Given problem =
Gather, from the listing beneath this task, every line holding the string "容量瓶中".

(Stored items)
------------------------------------------------
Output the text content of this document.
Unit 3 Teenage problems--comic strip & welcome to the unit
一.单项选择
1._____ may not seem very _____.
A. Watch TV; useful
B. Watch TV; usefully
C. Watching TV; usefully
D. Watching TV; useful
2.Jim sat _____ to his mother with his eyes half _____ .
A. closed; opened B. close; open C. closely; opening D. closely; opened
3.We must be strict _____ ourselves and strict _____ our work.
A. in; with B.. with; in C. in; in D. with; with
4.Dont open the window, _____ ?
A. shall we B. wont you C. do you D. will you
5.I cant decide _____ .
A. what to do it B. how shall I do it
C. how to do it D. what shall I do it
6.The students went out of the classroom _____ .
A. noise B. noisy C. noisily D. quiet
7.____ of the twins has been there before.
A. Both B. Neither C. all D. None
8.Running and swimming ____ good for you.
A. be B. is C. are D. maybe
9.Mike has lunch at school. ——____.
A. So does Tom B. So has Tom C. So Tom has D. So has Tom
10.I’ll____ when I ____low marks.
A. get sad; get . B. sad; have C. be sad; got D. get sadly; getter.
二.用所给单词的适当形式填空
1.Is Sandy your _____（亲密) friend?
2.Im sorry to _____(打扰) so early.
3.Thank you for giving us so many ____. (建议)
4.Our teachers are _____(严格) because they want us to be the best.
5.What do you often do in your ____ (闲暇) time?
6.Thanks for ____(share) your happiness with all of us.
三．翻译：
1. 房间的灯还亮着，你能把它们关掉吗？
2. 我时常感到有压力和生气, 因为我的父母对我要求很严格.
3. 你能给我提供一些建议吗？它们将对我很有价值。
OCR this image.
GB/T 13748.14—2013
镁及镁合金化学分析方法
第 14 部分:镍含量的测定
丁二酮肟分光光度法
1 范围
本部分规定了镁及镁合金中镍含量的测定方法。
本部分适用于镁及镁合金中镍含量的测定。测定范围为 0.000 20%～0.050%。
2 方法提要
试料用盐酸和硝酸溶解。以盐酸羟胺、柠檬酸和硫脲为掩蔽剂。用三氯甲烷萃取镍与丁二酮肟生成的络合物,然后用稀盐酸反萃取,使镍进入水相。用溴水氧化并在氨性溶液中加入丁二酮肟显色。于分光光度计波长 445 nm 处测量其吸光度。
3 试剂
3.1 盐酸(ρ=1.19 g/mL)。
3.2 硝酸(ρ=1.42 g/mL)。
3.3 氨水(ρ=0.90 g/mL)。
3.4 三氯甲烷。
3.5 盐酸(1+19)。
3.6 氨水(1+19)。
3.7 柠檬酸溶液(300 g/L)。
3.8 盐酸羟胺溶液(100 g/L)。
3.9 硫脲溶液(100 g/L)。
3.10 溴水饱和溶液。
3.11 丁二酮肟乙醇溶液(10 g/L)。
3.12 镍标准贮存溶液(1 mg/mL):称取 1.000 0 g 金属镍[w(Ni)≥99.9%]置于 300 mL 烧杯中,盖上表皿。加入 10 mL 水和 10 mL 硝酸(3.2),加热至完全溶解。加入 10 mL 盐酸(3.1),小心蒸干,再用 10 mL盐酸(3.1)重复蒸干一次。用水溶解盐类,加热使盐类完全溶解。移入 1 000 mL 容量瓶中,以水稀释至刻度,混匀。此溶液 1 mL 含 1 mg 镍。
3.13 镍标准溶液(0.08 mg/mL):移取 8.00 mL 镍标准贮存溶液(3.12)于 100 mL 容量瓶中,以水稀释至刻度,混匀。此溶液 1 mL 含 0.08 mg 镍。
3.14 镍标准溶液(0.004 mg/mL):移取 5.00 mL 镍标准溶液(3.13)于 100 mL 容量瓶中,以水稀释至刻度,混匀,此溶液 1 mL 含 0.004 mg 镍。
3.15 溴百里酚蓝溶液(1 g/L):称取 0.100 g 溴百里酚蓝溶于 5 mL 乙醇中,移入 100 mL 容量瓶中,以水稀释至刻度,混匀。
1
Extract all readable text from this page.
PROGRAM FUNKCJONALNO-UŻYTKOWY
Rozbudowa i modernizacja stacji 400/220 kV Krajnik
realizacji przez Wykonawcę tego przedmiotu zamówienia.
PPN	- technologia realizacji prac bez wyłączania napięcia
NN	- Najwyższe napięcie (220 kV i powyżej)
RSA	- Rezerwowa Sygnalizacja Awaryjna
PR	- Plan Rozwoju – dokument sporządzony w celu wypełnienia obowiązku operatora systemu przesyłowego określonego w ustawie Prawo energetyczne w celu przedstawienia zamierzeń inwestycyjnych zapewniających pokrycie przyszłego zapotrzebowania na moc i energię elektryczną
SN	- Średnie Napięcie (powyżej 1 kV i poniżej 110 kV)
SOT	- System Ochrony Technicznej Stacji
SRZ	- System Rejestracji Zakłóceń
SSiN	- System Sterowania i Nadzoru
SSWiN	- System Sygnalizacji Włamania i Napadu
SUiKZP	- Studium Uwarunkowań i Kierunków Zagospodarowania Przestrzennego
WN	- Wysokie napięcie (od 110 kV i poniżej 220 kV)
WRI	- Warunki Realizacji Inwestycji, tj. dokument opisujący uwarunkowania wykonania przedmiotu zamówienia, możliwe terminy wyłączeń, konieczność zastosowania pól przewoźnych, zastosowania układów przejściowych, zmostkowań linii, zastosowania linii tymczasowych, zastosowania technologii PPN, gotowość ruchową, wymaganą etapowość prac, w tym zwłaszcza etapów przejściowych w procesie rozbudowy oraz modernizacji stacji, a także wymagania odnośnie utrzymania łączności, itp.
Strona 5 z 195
------------------------------------------------
Expected answer =
3.12 镍标准贮存溶液(1 mg/mL):称取 1.000 0 g 金属镍[w(Ni)≥99.9%]置于 300 mL 烧杯中,盖上表皿。加入 10 mL 水和 10 mL 硝酸(3.2),加热至完全溶解。加入 10 mL 盐酸(3.1),小心蒸干,再用 10 mL盐酸(3.1)重复蒸干一次。用水溶解盐类,加热使盐类完全溶解。移入 1 000 mL 容量瓶中,以水稀释至刻度,混匀。此溶液 1 mL 含 1 mg 镍。
3.13 镍标准溶液(0.08 mg/mL):移取 8.00 mL 镍标准贮存溶液(3.12)于 100 mL 容量瓶中,以水稀释至刻度,混匀。此溶液 1 mL 含 0.08 mg 镍。
3.14 镍标准溶液(0.004 mg/mL):移取 5.00 mL 镍标准溶液(3.13)于 100 mL 容量瓶中,以水稀释至刻度,混匀,此溶液 1 mL 含 0.004 mg 镍。
3.15 溴百里酚蓝溶液(1 g/L):称取 0.100 g 溴百里酚蓝溶于 5 mL 乙醇中,移入 100 mL 容量瓶中,以水稀释至刻度,混匀。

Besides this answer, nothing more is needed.